### Excerpt from a dataset
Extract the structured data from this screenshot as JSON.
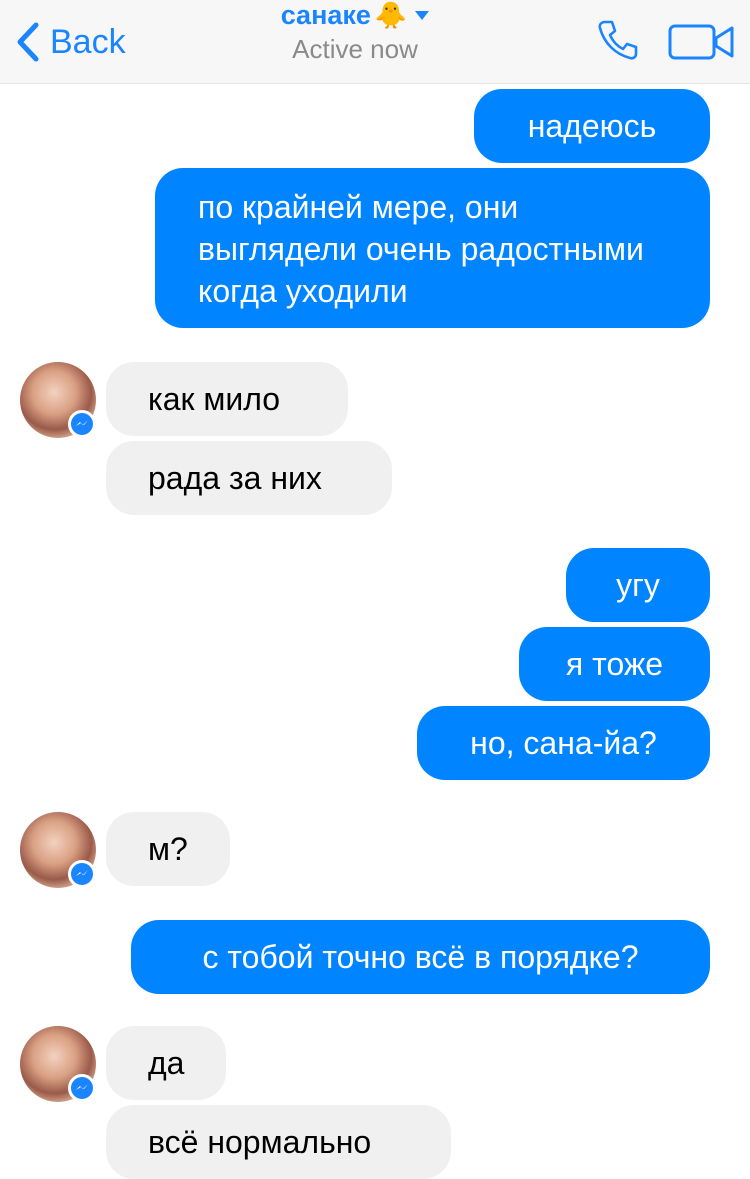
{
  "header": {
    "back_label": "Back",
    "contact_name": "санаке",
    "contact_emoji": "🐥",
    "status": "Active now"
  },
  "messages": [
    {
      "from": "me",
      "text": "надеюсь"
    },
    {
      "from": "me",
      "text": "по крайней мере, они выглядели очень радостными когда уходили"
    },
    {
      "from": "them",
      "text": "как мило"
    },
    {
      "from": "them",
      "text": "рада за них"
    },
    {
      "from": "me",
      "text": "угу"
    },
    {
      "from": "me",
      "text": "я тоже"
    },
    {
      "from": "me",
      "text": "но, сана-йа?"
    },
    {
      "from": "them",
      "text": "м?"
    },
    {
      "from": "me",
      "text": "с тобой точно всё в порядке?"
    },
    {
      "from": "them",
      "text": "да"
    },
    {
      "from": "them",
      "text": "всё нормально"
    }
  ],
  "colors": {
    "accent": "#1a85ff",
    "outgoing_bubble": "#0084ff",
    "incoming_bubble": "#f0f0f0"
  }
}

...

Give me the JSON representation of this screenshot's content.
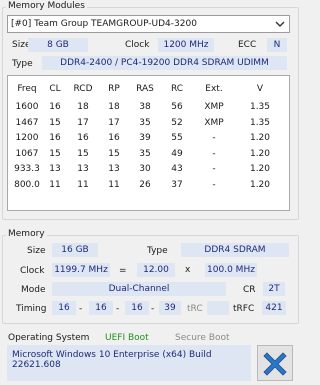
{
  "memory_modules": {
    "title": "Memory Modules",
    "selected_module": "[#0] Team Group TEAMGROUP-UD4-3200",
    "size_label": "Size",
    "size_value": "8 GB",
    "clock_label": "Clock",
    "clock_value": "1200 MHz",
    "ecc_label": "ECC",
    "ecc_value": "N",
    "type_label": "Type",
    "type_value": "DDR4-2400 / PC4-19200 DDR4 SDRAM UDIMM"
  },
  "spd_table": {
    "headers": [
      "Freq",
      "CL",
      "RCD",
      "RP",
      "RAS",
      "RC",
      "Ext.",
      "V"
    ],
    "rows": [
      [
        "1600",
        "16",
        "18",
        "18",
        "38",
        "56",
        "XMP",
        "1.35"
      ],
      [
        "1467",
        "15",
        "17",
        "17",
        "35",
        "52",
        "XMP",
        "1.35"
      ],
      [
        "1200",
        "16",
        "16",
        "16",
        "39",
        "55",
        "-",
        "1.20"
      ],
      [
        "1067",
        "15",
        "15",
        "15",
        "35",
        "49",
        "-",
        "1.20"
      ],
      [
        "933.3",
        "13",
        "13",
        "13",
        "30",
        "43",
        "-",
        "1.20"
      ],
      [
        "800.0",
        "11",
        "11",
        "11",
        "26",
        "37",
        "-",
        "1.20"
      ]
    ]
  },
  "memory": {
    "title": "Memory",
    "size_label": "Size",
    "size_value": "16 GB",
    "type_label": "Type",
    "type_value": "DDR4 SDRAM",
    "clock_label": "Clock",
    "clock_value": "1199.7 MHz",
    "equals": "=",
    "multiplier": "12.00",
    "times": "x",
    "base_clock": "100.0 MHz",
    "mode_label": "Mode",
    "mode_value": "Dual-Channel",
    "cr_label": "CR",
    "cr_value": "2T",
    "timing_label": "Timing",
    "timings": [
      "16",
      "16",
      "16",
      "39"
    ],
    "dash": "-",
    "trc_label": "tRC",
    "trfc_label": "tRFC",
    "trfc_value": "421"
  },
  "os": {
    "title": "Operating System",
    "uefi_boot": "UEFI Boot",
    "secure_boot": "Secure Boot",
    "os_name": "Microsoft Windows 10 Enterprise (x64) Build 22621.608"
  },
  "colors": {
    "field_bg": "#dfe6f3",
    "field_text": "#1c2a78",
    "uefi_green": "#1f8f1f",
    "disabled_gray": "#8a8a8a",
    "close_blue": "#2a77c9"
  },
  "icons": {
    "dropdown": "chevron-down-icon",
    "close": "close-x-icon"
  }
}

### STATED TASK
From the data above, copy each line where the string "JSON" appears.

### TASK ANSWER
Extract the structured data from this screenshot as JSON.
Give me the JSON representation of this screenshot's content.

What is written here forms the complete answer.